** start of RECORDED DATA **

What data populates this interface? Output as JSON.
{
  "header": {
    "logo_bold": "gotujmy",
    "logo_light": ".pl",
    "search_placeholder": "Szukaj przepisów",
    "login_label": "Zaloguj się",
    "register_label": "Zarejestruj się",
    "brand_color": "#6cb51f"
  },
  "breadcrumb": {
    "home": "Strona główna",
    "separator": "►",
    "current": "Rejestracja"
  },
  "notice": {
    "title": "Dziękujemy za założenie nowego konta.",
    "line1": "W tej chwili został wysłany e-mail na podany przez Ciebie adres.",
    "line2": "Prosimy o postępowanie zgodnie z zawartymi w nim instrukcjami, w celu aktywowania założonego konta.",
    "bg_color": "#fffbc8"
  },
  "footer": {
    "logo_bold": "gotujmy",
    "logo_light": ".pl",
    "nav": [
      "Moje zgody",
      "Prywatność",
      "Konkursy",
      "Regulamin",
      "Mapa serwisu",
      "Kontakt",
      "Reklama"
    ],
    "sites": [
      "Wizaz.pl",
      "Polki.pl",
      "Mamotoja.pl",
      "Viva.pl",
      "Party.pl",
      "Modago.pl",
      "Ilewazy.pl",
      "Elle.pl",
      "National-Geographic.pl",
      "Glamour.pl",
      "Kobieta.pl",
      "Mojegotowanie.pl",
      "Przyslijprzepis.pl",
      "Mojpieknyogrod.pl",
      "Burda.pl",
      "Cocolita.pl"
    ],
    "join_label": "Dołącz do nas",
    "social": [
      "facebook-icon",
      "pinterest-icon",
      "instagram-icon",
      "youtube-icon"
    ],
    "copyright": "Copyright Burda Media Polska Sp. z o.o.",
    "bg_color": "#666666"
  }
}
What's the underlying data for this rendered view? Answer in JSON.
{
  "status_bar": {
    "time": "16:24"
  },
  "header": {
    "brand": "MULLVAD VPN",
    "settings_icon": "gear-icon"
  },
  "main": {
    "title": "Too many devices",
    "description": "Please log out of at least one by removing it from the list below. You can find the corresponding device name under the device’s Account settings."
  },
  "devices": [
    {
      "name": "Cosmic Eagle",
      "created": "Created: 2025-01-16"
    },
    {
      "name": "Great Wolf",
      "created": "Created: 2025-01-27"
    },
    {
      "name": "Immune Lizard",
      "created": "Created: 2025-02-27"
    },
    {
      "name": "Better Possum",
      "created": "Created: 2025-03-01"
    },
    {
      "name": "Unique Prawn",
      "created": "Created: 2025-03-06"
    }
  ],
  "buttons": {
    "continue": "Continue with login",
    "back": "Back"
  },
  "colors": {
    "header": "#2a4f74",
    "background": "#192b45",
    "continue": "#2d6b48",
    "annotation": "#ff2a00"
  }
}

** end of RECORDED DATA **

SHORT PROBLEM:
Write out the data again, exactly and in full.

TASK OUTPUT:
What data populates this interface? Output as JSON.
{
  "header": {
    "logo_bold": "gotujmy",
    "logo_light": ".pl",
    "search_placeholder": "Szukaj przepisów",
    "login_label": "Zaloguj się",
    "register_label": "Zarejestruj się",
    "brand_color": "#6cb51f"
  },
  "breadcrumb": {
    "home": "Strona główna",
    "separator": "►",
    "current": "Rejestracja"
  },
  "notice": {
    "title": "Dziękujemy za założenie nowego konta.",
    "line1": "W tej chwili został wysłany e-mail na podany przez Ciebie adres.",
    "line2": "Prosimy o postępowanie zgodnie z zawartymi w nim instrukcjami, w celu aktywowania założonego konta.",
    "bg_color": "#fffbc8"
  },
  "footer": {
    "logo_bold": "gotujmy",
    "logo_light": ".pl",
    "nav": [
      "Moje zgody",
      "Prywatność",
      "Konkursy",
      "Regulamin",
      "Mapa serwisu",
      "Kontakt",
      "Reklama"
    ],
    "sites": [
      "Wizaz.pl",
      "Polki.pl",
      "Mamotoja.pl",
      "Viva.pl",
      "Party.pl",
      "Modago.pl",
      "Ilewazy.pl",
      "Elle.pl",
      "National-Geographic.pl",
      "Glamour.pl",
      "Kobieta.pl",
      "Mojegotowanie.pl",
      "Przyslijprzepis.pl",
      "Mojpieknyogrod.pl",
      "Burda.pl",
      "Cocolita.pl"
    ],
    "join_label": "Dołącz do nas",
    "social": [
      "facebook-icon",
      "pinterest-icon",
      "instagram-icon",
      "youtube-icon"
    ],
    "copyright": "Copyright Burda Media Polska Sp. z o.o.",
    "bg_color": "#666666"
  }
}
What's the underlying data for this rendered view? Answer in JSON.
{
  "status_bar": {
    "time": "16:24"
  },
  "header": {
    "brand": "MULLVAD VPN",
    "settings_icon": "gear-icon"
  },
  "main": {
    "title": "Too many devices",
    "description": "Please log out of at least one by removing it from the list below. You can find the corresponding device name under the device’s Account settings."
  },
  "devices": [
    {
      "name": "Cosmic Eagle",
      "created": "Created: 2025-01-16"
    },
    {
      "name": "Great Wolf",
      "created": "Created: 2025-01-27"
    },
    {
      "name": "Immune Lizard",
      "created": "Created: 2025-02-27"
    },
    {
      "name": "Better Possum",
      "created": "Created: 2025-03-01"
    },
    {
      "name": "Unique Prawn",
      "created": "Created: 2025-03-06"
    }
  ],
  "buttons": {
    "continue": "Continue with login",
    "back": "Back"
  },
  "colors": {
    "header": "#2a4f74",
    "background": "#192b45",
    "continue": "#2d6b48",
    "annotation": "#ff2a00"
  }
}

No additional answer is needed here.